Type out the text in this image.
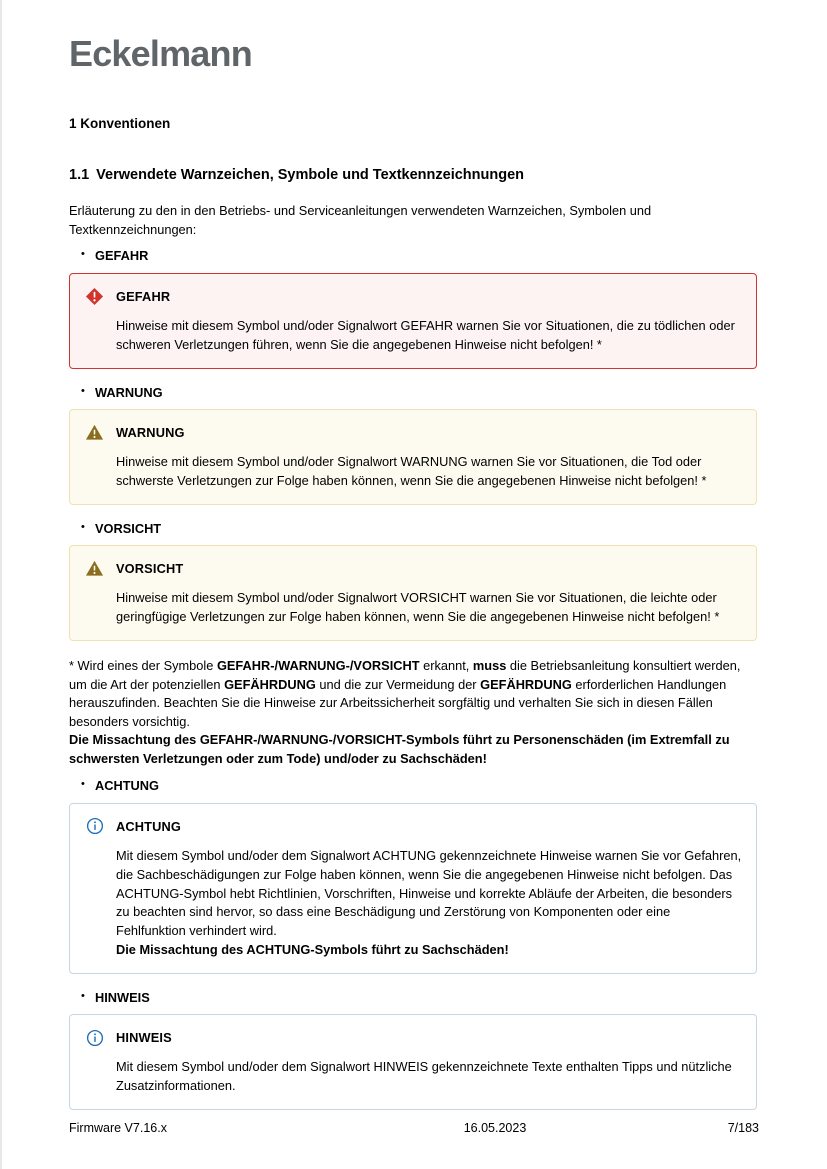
Eckelmann
1 Konventionen
1.1 Verwendete Warnzeichen, Symbole und Textkennzeichnungen

Erläuterung zu den in den Betriebs- und Serviceanleitungen verwendeten Warnzeichen, Symbolen und Textkennzeichnungen:

• GEFAHR
GEFAHR
Hinweise mit diesem Symbol und/oder Signalwort GEFAHR warnen Sie vor Situationen, die zu tödlichen oder schweren Verletzungen führen, wenn Sie die angegebenen Hinweise nicht befolgen! *
• WARNUNG
WARNUNG
Hinweise mit diesem Symbol und/oder Signalwort WARNUNG warnen Sie vor Situationen, die Tod oder schwerste Verletzungen zur Folge haben können, wenn Sie die angegebenen Hinweise nicht befolgen! *
• VORSICHT
VORSICHT
Hinweise mit diesem Symbol und/oder Signalwort VORSICHT warnen Sie vor Situationen, die leichte oder geringfügige Verletzungen zur Folge haben können, wenn Sie die angegebenen Hinweise nicht befolgen! *

* Wird eines der Symbole GEFAHR-/WARNUNG-/VORSICHT erkannt, muss die Betriebsanleitung konsultiert werden, um die Art der potenziellen GEFÄHRDUNG und die zur Vermeidung der GEFÄHRDUNG erforderlichen Handlungen herauszufinden. Beachten Sie die Hinweise zur Arbeitssicherheit sorgfältig und verhalten Sie sich in diesen Fällen besonders vorsichtig.
Die Missachtung des GEFAHR-/WARNUNG-/VORSICHT-Symbols führt zu Personenschäden (im Extremfall zu schwersten Verletzungen oder zum Tode) und/oder zu Sachschäden!

• ACHTUNG
ACHTUNG
Mit diesem Symbol und/oder dem Signalwort ACHTUNG gekennzeichnete Hinweise warnen Sie vor Gefahren, die Sachbeschädigungen zur Folge haben können, wenn Sie die angegebenen Hinweise nicht befolgen. Das ACHTUNG-Symbol hebt Richtlinien, Vorschriften, Hinweise und korrekte Abläufe der Arbeiten, die besonders zu beachten sind hervor, so dass eine Beschädigung und Zerstörung von Komponenten oder eine Fehlfunktion verhindert wird.
Die Missachtung des ACHTUNG-Symbols führt zu Sachschäden!
• HINWEIS
HINWEIS
Mit diesem Symbol und/oder dem Signalwort HINWEIS gekennzeichnete Texte enthalten Tipps und nützliche Zusatzinformationen.
Firmware V7.16.x	16.05.2023	7/183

----------------------------------------

**Given exercise**
Exclude the images and reproduce the remaining data exactly.

**The reply**
Type out the text in this image.
Eckelmann
1 Konventionen
1.1 Verwendete Warnzeichen, Symbole und Textkennzeichnungen

Erläuterung zu den in den Betriebs- und Serviceanleitungen verwendeten Warnzeichen, Symbolen und Textkennzeichnungen:

• GEFAHR
GEFAHR
Hinweise mit diesem Symbol und/oder Signalwort GEFAHR warnen Sie vor Situationen, die zu tödlichen oder schweren Verletzungen führen, wenn Sie die angegebenen Hinweise nicht befolgen! *
• WARNUNG
WARNUNG
Hinweise mit diesem Symbol und/oder Signalwort WARNUNG warnen Sie vor Situationen, die Tod oder schwerste Verletzungen zur Folge haben können, wenn Sie die angegebenen Hinweise nicht befolgen! *
• VORSICHT
VORSICHT
Hinweise mit diesem Symbol und/oder Signalwort VORSICHT warnen Sie vor Situationen, die leichte oder geringfügige Verletzungen zur Folge haben können, wenn Sie die angegebenen Hinweise nicht befolgen! *

* Wird eines der Symbole GEFAHR-/WARNUNG-/VORSICHT erkannt, muss die Betriebsanleitung konsultiert werden, um die Art der potenziellen GEFÄHRDUNG und die zur Vermeidung der GEFÄHRDUNG erforderlichen Handlungen herauszufinden. Beachten Sie die Hinweise zur Arbeitssicherheit sorgfältig und verhalten Sie sich in diesen Fällen besonders vorsichtig.
Die Missachtung des GEFAHR-/WARNUNG-/VORSICHT-Symbols führt zu Personenschäden (im Extremfall zu schwersten Verletzungen oder zum Tode) und/oder zu Sachschäden!

• ACHTUNG
ACHTUNG
Mit diesem Symbol und/oder dem Signalwort ACHTUNG gekennzeichnete Hinweise warnen Sie vor Gefahren, die Sachbeschädigungen zur Folge haben können, wenn Sie die angegebenen Hinweise nicht befolgen. Das ACHTUNG-Symbol hebt Richtlinien, Vorschriften, Hinweise und korrekte Abläufe der Arbeiten, die besonders zu beachten sind hervor, so dass eine Beschädigung und Zerstörung von Komponenten oder eine Fehlfunktion verhindert wird.
Die Missachtung des ACHTUNG-Symbols führt zu Sachschäden!
• HINWEIS
HINWEIS
Mit diesem Symbol und/oder dem Signalwort HINWEIS gekennzeichnete Texte enthalten Tipps und nützliche Zusatzinformationen.
Firmware V7.16.x	16.05.2023	7/183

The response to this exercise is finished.